WRITTEN PROBLEM 1 —
Could you repeat the rows word for word, starting at the very first row and stopping after the line that contains "- chevron-left-icon[interactable]: [10, 49, 34, 77]"?

[Start TEXT PASSAGE]

Powerful New Film Explores Plight of Afghan Refugees in Europe

An Afghan movie filmed in Kabul, the Shinwari Valley and Zarani, Afghanistan, and also in Munich, Germany, and Kos Island, Greece, among other locations, “I Am You” is an independent film based on the true story of Afghan refugees and their incredible will to survive.

The film was directed by Sonia Nassery Cole, written by Sean O’Byrne, and produced by Breadwinner Productions.

The movie follows the story of Massoud (played by Emre Cetinkaya), a young man who after witnessing his father’s murder at the hands of ISIS in his home town in Afghanistan, is pushed by his mother, a cultured professional, to escape the country on a perilous migration through the Middle East.

The trip was undertaken in the hope of reaching Germany and honoring his father’s wishes that his son enjoy a safe and secure future far away from Taliban and ISIS tyranny. Leaving his adored fiancée behind, Massoud starts out on his trip accompanied by a pregnant doctor (Aisha, played by Damla Sonmez), who is now forbidden from practicing because she is a woman. She had even seen her husband killed in front of her eyes.

 

Joining the group also are another young friend and an elderly man. Together they face possible death at sea and uncertainties about the fates of loved ones left behind while trying to keep their final objective uppermost in their minds.

[End TEXT PASSAGE]
[Start EXERCISE INPUT]

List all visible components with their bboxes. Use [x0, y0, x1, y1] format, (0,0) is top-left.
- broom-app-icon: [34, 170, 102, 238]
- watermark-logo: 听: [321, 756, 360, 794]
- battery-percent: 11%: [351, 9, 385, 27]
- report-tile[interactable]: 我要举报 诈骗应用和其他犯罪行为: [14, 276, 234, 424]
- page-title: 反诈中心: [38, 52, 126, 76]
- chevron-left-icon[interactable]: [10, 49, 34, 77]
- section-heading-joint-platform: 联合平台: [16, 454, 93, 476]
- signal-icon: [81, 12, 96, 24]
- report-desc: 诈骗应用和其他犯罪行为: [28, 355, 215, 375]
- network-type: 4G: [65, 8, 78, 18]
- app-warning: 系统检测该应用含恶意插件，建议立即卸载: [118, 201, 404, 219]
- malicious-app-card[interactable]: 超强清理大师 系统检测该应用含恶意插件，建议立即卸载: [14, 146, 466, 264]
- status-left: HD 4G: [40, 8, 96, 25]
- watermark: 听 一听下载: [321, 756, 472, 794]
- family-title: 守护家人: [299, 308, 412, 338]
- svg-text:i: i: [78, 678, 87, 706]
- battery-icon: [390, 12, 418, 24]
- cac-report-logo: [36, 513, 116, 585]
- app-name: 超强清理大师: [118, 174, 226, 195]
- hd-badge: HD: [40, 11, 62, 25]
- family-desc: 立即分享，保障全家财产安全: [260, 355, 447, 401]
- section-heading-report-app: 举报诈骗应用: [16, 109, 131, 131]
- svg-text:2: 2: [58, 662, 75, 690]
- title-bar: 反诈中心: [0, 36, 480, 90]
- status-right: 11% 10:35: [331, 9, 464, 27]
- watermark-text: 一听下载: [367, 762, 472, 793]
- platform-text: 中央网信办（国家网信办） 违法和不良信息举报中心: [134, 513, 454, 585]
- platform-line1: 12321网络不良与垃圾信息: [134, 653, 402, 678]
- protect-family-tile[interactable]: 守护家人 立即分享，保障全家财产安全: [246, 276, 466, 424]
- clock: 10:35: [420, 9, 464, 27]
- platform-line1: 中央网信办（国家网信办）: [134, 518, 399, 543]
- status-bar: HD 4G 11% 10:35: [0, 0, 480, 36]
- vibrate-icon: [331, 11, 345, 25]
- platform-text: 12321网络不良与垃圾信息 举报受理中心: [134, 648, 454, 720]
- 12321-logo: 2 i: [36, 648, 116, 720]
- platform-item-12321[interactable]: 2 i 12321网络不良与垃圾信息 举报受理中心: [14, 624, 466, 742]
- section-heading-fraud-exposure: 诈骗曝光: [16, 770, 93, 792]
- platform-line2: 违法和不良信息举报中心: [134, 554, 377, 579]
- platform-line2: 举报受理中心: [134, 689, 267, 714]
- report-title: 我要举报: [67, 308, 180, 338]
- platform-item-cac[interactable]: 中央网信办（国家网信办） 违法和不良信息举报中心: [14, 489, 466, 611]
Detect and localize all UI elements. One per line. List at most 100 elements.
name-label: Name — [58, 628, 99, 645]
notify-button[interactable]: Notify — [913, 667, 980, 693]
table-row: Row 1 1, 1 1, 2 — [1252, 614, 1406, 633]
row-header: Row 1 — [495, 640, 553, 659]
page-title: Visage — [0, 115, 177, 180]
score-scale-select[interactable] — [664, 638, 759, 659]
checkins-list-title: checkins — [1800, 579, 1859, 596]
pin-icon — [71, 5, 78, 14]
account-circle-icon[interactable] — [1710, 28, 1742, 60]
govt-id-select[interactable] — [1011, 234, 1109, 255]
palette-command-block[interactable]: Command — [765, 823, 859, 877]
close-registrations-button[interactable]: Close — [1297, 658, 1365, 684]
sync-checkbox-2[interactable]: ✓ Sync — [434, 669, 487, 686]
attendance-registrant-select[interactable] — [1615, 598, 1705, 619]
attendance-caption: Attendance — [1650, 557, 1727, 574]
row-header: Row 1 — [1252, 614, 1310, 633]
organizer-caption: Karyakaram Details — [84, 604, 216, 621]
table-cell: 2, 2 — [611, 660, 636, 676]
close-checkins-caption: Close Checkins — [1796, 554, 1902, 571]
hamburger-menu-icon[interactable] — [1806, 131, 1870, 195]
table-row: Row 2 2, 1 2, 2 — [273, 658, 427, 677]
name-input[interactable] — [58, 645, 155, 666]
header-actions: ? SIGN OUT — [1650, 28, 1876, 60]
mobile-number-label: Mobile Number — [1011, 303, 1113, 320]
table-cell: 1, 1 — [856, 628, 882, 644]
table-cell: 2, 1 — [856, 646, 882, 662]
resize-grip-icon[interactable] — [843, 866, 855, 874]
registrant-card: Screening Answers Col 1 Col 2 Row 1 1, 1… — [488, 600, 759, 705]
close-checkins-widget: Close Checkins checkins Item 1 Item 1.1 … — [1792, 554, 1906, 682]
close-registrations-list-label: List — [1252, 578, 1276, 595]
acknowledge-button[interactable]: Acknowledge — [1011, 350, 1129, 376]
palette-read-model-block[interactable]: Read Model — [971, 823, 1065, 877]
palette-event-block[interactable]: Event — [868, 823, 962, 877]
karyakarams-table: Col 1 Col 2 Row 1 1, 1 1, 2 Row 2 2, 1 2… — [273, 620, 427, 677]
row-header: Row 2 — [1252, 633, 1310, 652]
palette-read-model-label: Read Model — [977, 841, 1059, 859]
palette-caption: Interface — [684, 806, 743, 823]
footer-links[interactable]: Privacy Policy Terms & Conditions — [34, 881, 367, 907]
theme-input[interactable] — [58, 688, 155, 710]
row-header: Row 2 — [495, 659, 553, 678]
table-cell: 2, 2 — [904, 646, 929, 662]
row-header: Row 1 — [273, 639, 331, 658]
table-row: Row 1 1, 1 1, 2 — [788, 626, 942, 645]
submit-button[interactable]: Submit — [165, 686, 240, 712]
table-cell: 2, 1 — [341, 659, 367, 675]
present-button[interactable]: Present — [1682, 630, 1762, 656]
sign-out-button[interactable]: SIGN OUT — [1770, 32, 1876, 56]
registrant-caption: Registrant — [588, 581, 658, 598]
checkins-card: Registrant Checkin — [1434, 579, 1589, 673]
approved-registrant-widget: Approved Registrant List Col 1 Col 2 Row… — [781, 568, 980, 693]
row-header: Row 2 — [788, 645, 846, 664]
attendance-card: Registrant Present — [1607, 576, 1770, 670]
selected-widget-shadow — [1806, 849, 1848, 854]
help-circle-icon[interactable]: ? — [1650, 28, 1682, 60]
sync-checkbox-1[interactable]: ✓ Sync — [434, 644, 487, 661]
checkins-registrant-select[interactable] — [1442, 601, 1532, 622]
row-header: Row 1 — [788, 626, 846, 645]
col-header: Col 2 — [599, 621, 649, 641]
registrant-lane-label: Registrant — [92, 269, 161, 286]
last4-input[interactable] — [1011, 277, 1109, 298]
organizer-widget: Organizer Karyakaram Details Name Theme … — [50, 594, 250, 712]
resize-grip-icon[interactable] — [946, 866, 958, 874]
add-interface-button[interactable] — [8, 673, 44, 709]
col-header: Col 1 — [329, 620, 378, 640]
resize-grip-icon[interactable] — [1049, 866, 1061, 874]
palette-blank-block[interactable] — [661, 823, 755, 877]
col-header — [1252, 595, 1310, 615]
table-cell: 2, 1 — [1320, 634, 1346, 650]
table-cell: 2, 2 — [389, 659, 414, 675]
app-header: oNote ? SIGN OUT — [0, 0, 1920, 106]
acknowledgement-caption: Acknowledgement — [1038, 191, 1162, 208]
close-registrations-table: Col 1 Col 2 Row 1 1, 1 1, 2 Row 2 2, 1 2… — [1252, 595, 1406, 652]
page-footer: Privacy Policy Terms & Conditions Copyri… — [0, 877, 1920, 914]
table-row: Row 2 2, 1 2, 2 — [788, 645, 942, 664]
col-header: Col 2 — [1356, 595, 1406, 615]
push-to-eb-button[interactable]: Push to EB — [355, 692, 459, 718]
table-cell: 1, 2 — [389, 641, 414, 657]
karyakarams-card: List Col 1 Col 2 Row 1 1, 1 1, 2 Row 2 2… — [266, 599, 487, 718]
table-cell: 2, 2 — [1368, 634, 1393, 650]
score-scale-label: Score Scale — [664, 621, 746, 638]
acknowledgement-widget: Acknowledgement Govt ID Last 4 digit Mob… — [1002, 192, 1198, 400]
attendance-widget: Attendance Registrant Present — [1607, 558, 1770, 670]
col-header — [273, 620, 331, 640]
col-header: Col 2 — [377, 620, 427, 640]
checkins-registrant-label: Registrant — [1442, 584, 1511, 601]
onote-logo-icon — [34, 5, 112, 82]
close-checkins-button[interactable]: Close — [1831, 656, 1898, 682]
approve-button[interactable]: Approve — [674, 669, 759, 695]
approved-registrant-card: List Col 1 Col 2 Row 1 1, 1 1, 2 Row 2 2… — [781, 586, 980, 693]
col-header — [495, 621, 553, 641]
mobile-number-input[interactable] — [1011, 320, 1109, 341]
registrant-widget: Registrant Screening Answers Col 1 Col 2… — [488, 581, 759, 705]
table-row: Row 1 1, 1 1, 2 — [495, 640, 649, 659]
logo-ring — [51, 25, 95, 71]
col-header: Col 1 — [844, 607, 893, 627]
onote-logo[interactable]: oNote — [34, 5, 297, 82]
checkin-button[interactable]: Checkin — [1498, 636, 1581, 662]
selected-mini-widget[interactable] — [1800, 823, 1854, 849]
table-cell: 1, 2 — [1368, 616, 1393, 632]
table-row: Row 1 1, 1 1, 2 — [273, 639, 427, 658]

[End EXERCISE INPUT]

WRITTEN PROBLEM 2 —
Could you copy the article about the Afghan refugee film verbatim, beginning at the words "An Afghan movie" and stopping after "will to survive."?

FINISHED ANSWER 1 —
List all visible components with their bboxes. Use [x0, y0, x1, y1] format, (0,0) is top-left.
- broom-app-icon: [34, 170, 102, 238]
- watermark-logo: 听: [321, 756, 360, 794]
- battery-percent: 11%: [351, 9, 385, 27]
- report-tile[interactable]: 我要举报 诈骗应用和其他犯罪行为: [14, 276, 234, 424]
- page-title: 反诈中心: [38, 52, 126, 76]
- chevron-left-icon[interactable]: [10, 49, 34, 77]

FINISHED ANSWER 2 —
An Afghan movie filmed in Kabul, the Shinwari Valley and Zarani, Afghanistan, and also in Munich, Germany, and Kos Island, Greece, among other locations, “I Am You” is an independent film based on the true story of Afghan refugees and their incredible will to survive.